And no area is more ripe for such innovation than energy. You can see the results of last year's investments in clean energy in the North Carolina company that will create 1,200 jobs nationwide, helping to make advanced batteries, or in the California business that will put 1,000 people to work making solar panels.

But to create more of these clean-energy jobs, we need more production, more efficiency, more incentives, and that means building a new generation of safe, clean nuclear power plants in this country.

It means making tough decisions about opening new offshore areas for oil and gas development.

It means continued investment in advanced biofuels and clean-coal technologies.

And, yes, it means passing a comprehensive energy and climate bill with incentives that will finally make clean energy the profitable kind of energy in America.

Full transcript and video here. NEI’s response here.

2 comments:

Phil said...

And, yes, it means passing a comprehensive energy and climate bill with incentives that will finally make clean energy the profitable kind of energy in America.

Wow! What a loaded sentence! Is the implication that "clean energy" is not profitable without incentives?

If so, I agree.

And I doubt the wisdom of such incentives., particularly given that nuclear technology is tested and true, ready to run, today, right now.

"Clean coal technologies" may as well be "fairy dust technologies, but I suppose the political reality is that you have to pander to the Coal lobby.

Anonymous said...

nuclear technology is tested and true, ready to run, today, right now

In a broad general sense, maybe. But most Gen III+ designs -- the ones being used for the next generation of plants -- have not yet been built, anywhere in the world.

There are exactly as many operating EPRs and AP1000s as there are operating clean-coal plants.

#### WRITTEN TASK A:
According to the energy passage, how many jobs will the North Carolina company create nationwide?
The energy passage and the records below it were taken from unrelated sources.

#### DATA SHOWN:
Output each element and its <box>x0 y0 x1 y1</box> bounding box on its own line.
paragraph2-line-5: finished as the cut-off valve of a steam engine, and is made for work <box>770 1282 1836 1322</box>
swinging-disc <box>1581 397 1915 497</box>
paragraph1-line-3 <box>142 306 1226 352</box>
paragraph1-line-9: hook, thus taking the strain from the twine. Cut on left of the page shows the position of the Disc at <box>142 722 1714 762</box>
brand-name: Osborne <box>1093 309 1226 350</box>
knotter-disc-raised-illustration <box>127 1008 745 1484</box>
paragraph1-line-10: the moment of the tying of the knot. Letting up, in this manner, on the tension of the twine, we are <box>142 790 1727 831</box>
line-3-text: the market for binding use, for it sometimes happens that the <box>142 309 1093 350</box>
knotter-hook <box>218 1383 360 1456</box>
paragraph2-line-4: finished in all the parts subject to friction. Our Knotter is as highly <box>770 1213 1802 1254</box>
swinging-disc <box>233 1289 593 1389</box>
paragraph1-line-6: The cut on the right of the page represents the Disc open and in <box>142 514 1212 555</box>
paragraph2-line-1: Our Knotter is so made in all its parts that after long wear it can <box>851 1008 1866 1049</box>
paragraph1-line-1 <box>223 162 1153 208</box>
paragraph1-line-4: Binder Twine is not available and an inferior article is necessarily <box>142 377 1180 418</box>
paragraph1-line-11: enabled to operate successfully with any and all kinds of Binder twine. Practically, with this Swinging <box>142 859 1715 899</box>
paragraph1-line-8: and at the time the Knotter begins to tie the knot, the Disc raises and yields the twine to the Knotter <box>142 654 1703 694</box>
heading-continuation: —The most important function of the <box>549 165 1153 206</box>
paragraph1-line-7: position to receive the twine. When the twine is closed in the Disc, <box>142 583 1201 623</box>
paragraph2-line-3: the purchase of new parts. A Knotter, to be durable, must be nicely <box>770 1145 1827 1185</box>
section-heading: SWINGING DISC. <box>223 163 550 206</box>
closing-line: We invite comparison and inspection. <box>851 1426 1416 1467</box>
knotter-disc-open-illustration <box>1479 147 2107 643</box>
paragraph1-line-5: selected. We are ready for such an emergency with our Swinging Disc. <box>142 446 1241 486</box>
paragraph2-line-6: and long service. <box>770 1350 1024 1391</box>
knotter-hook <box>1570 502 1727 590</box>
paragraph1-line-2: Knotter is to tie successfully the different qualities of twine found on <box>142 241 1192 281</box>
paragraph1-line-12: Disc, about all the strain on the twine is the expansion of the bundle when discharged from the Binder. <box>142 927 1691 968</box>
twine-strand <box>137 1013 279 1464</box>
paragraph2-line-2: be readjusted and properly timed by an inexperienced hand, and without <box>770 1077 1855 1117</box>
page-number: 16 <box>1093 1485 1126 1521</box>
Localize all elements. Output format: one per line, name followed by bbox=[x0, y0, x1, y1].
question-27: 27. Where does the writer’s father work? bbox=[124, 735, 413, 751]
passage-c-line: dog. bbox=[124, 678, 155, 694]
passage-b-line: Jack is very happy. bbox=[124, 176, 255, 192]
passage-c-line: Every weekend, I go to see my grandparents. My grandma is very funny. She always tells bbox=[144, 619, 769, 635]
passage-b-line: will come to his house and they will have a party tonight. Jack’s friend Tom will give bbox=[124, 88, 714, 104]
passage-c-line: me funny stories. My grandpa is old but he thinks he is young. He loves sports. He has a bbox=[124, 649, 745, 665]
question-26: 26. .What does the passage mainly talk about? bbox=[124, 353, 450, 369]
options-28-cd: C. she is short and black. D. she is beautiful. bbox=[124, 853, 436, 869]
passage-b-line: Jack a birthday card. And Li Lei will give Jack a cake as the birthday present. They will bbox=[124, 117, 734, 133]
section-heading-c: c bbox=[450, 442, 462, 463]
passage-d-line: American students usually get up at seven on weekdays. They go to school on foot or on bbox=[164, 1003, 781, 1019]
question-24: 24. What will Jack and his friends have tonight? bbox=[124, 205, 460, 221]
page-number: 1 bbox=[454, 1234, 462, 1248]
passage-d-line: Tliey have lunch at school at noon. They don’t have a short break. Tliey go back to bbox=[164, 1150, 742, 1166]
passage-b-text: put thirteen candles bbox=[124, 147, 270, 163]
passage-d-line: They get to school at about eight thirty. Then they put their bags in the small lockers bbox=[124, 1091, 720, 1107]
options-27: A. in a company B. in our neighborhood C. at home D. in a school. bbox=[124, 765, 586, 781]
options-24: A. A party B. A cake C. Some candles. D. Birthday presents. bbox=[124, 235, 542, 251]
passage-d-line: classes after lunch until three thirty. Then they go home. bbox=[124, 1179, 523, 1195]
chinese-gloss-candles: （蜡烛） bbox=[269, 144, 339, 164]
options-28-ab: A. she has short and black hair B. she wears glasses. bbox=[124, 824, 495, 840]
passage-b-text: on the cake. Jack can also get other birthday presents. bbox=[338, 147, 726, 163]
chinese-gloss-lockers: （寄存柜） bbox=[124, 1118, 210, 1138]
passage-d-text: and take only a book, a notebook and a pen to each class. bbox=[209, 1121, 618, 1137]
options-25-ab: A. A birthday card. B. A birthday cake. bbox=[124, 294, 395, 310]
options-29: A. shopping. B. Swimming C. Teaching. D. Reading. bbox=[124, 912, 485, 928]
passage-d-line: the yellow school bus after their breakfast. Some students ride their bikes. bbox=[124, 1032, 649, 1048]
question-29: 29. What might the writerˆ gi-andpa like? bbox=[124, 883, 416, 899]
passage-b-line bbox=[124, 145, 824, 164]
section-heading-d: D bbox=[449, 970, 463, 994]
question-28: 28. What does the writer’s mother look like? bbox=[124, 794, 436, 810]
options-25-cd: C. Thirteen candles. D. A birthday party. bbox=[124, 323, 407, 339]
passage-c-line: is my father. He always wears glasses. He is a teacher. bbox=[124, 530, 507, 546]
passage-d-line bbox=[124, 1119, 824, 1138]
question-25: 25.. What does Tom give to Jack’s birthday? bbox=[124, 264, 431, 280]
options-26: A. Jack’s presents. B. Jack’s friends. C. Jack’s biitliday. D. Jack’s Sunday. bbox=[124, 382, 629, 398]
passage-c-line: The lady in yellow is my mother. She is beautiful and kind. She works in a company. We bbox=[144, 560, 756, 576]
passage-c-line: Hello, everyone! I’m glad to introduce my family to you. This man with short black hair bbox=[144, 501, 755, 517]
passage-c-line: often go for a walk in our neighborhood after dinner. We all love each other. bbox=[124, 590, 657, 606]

#### WRITTEN TASK B:
Write out the records from their very first line through the line containing "knotter-hook <box>218 1383 360 1456</box>", with both of those lines included.

#### FULL ANSWER A:
1,200 jobs.

#### FULL ANSWER B:
Output each element and its <box>x0 y0 x1 y1</box> bounding box on its own line.
paragraph2-line-5: finished as the cut-off valve of a steam engine, and is made for work <box>770 1282 1836 1322</box>
swinging-disc <box>1581 397 1915 497</box>
paragraph1-line-3 <box>142 306 1226 352</box>
paragraph1-line-9: hook, thus taking the strain from the twine. Cut on left of the page shows the position of the Disc at <box>142 722 1714 762</box>
brand-name: Osborne <box>1093 309 1226 350</box>
knotter-disc-raised-illustration <box>127 1008 745 1484</box>
paragraph1-line-10: the moment of the tying of the knot. Letting up, in this manner, on the tension of the twine, we are <box>142 790 1727 831</box>
line-3-text: the market for binding use, for it sometimes happens that the <box>142 309 1093 350</box>
knotter-hook <box>218 1383 360 1456</box>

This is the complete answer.